== WHAT TO DO ==
Among the records below, find each line that includes the string "respectively" and copy it.
Start
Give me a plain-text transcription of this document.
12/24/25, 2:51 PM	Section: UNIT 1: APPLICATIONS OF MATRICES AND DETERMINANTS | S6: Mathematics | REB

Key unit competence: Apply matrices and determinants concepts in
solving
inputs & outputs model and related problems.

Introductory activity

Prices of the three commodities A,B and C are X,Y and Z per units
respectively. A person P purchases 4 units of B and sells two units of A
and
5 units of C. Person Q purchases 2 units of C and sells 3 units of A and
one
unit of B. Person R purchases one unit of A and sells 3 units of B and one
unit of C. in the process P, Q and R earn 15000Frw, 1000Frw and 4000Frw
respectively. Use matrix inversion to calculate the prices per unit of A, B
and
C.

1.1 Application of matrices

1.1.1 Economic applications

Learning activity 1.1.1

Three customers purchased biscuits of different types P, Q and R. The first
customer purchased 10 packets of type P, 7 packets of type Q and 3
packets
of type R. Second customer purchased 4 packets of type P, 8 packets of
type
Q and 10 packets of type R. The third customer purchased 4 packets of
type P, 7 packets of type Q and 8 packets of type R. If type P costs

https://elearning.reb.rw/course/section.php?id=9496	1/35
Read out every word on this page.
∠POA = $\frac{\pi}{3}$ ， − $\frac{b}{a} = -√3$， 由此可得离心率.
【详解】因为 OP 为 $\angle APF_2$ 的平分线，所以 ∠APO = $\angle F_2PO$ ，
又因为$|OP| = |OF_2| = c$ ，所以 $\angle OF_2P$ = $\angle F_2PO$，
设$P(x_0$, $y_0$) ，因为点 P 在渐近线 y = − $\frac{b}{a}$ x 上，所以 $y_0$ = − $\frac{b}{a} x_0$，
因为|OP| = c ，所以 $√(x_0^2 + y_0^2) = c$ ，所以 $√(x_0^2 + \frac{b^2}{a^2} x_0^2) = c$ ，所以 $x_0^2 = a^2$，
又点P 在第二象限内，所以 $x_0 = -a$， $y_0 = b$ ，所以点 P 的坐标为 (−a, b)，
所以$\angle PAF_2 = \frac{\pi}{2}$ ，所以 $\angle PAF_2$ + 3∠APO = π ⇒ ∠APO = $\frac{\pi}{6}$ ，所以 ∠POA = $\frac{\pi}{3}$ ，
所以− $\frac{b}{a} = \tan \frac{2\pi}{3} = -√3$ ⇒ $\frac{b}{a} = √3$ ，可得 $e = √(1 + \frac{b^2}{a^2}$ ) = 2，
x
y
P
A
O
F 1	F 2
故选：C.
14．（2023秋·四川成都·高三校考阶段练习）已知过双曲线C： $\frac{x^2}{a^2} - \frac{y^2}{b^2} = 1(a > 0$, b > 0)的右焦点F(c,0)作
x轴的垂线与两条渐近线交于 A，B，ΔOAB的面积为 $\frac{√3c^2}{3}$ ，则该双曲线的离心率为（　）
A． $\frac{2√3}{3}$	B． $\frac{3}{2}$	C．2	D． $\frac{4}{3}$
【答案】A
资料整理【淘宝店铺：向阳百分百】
End
== RESPONSE TO THE EXERCISE ==
respectively. A person P purchases 4 units of B and sells two units of A
respectively. Use matrix inversion to calculate the prices per unit of A, B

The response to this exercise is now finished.